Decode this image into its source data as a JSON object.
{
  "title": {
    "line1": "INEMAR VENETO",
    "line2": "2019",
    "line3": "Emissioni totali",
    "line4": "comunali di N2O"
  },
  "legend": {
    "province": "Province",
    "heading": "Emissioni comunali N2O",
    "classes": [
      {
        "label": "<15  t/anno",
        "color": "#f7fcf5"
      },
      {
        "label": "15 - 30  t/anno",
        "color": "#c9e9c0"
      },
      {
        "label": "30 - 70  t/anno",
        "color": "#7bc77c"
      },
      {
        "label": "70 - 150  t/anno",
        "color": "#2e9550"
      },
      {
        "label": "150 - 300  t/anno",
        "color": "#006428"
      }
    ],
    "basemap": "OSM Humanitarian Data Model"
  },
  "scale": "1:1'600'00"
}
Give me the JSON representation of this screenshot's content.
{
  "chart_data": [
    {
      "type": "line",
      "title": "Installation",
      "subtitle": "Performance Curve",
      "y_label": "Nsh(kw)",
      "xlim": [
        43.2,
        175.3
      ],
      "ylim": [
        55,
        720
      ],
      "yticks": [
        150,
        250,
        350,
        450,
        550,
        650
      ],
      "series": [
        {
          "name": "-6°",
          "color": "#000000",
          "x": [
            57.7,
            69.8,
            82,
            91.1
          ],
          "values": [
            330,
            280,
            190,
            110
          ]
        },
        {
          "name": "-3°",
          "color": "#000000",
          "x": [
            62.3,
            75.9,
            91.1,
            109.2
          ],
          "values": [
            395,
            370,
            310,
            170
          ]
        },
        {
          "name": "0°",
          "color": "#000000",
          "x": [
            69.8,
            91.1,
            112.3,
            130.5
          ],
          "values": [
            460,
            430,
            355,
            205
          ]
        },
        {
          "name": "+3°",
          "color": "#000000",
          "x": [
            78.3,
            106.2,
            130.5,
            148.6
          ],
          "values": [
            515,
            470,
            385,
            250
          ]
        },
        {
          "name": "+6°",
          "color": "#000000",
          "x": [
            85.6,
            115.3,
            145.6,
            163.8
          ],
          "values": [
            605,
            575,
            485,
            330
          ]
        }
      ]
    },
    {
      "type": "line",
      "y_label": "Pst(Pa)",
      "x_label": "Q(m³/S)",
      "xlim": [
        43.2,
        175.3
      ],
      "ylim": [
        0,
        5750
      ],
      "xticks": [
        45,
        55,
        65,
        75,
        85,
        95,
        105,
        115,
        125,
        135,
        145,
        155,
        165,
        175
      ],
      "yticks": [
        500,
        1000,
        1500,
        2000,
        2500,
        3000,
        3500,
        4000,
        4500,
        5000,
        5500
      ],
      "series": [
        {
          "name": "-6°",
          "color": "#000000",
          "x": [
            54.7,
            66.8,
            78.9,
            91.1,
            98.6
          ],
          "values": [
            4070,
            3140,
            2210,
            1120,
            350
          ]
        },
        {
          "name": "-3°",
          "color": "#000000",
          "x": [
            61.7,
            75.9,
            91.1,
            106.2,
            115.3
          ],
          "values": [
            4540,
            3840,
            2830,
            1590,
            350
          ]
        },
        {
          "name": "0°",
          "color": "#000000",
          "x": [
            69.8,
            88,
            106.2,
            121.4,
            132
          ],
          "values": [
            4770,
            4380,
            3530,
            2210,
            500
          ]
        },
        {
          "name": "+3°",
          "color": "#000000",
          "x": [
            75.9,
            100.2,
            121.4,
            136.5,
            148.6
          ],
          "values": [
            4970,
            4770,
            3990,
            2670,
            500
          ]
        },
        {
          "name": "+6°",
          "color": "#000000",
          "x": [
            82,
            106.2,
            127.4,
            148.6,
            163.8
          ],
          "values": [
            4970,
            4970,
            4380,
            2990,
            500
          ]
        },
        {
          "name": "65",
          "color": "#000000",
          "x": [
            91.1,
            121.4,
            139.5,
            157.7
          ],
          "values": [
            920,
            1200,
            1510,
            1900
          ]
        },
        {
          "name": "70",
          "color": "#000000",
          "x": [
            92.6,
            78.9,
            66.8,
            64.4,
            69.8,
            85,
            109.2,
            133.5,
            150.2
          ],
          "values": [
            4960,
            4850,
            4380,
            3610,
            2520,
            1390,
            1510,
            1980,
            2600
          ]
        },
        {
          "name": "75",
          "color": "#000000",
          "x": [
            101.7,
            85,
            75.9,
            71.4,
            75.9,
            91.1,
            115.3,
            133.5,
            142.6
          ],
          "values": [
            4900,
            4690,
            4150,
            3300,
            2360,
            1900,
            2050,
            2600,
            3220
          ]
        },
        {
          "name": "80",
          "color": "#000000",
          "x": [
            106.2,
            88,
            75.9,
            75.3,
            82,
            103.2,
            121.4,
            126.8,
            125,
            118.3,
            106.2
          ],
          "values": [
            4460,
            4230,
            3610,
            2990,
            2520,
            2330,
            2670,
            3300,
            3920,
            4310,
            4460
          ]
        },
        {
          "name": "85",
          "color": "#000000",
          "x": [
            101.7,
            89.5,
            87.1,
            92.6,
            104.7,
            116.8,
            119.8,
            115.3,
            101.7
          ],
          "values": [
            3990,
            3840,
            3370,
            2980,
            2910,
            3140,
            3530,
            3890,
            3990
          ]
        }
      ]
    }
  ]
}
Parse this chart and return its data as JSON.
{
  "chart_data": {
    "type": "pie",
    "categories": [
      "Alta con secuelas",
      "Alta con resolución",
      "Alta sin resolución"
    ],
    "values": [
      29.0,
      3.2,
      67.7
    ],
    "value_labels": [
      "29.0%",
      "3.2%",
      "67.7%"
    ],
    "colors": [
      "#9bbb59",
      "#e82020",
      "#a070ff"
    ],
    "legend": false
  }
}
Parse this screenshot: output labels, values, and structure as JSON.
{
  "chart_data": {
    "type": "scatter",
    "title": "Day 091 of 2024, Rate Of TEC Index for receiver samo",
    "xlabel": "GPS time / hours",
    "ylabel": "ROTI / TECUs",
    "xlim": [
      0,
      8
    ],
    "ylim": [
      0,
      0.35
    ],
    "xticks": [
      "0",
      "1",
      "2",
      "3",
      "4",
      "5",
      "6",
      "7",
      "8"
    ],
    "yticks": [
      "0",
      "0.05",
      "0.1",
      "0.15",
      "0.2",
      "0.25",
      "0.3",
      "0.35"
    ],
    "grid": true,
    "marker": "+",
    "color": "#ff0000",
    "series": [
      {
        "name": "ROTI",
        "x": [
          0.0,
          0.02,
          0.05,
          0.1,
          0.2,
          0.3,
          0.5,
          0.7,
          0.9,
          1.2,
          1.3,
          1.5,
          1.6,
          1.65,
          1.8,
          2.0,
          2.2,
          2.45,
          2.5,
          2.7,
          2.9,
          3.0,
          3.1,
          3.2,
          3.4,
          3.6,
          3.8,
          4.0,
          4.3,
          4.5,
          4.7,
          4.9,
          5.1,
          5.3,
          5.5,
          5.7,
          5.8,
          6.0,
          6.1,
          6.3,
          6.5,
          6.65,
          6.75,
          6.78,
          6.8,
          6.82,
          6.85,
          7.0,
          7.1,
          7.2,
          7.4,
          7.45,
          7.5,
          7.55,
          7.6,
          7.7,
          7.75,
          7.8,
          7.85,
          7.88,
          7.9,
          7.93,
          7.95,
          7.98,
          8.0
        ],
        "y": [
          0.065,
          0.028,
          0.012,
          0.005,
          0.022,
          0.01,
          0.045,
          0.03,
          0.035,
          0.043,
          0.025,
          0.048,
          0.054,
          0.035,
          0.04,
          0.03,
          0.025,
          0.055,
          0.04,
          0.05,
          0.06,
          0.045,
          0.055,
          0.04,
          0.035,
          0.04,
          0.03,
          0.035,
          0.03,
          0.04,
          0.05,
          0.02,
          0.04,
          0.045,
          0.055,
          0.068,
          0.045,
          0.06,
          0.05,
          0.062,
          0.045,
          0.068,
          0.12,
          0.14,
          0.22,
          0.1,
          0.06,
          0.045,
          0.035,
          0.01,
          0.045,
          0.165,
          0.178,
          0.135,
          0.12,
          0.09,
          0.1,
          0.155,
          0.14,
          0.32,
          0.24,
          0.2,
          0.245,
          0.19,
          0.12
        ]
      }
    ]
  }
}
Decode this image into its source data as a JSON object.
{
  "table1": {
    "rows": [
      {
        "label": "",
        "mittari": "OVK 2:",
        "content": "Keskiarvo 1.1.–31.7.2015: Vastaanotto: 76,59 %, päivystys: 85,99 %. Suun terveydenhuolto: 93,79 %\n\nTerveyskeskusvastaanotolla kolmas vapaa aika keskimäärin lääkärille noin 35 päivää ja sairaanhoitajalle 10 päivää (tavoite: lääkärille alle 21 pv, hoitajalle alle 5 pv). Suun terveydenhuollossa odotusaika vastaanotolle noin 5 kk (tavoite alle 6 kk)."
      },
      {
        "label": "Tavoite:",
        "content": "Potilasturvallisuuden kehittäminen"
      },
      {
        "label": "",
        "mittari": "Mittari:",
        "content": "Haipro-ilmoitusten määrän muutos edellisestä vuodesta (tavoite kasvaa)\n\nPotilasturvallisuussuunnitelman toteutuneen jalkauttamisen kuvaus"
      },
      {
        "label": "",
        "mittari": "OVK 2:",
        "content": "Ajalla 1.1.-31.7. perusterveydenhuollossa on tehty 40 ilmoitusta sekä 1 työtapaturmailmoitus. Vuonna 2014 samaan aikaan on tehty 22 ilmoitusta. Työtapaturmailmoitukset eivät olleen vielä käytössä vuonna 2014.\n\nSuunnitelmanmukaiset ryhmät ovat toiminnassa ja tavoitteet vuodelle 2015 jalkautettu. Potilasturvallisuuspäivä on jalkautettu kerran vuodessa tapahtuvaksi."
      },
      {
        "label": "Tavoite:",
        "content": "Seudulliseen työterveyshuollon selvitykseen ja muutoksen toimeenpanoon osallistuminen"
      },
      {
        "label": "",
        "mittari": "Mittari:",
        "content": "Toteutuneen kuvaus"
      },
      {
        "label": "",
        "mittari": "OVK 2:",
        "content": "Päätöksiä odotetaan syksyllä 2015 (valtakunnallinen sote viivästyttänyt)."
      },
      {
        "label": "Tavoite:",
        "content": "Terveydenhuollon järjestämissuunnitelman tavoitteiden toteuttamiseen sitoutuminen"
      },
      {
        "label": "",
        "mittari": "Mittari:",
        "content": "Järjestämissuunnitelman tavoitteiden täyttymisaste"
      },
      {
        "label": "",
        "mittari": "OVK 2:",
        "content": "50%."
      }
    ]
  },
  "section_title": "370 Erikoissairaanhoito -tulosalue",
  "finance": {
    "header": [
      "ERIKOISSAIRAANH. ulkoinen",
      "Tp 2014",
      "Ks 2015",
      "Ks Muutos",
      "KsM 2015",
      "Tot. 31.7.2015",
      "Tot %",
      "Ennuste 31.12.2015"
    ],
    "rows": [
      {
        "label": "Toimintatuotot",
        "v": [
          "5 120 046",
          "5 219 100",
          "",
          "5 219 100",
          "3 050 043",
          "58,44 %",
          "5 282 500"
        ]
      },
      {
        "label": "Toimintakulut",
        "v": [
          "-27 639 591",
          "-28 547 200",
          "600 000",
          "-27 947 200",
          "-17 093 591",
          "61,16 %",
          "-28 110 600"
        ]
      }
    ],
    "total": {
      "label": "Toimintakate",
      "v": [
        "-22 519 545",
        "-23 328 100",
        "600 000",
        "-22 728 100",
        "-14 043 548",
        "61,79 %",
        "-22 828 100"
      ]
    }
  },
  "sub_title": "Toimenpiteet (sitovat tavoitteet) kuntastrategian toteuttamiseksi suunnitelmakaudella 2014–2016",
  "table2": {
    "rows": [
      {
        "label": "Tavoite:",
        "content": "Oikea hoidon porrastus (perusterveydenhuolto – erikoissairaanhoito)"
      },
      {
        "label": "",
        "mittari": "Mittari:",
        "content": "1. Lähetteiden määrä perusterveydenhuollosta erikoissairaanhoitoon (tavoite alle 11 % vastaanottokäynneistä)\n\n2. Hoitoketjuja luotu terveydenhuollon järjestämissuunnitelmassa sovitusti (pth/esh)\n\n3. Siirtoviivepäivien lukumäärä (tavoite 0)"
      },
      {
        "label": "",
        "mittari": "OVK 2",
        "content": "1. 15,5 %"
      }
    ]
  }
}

**Task objective**
From the material given, work out how many lines hold the string "JSON"; state that number and nothing further.

**The response**
5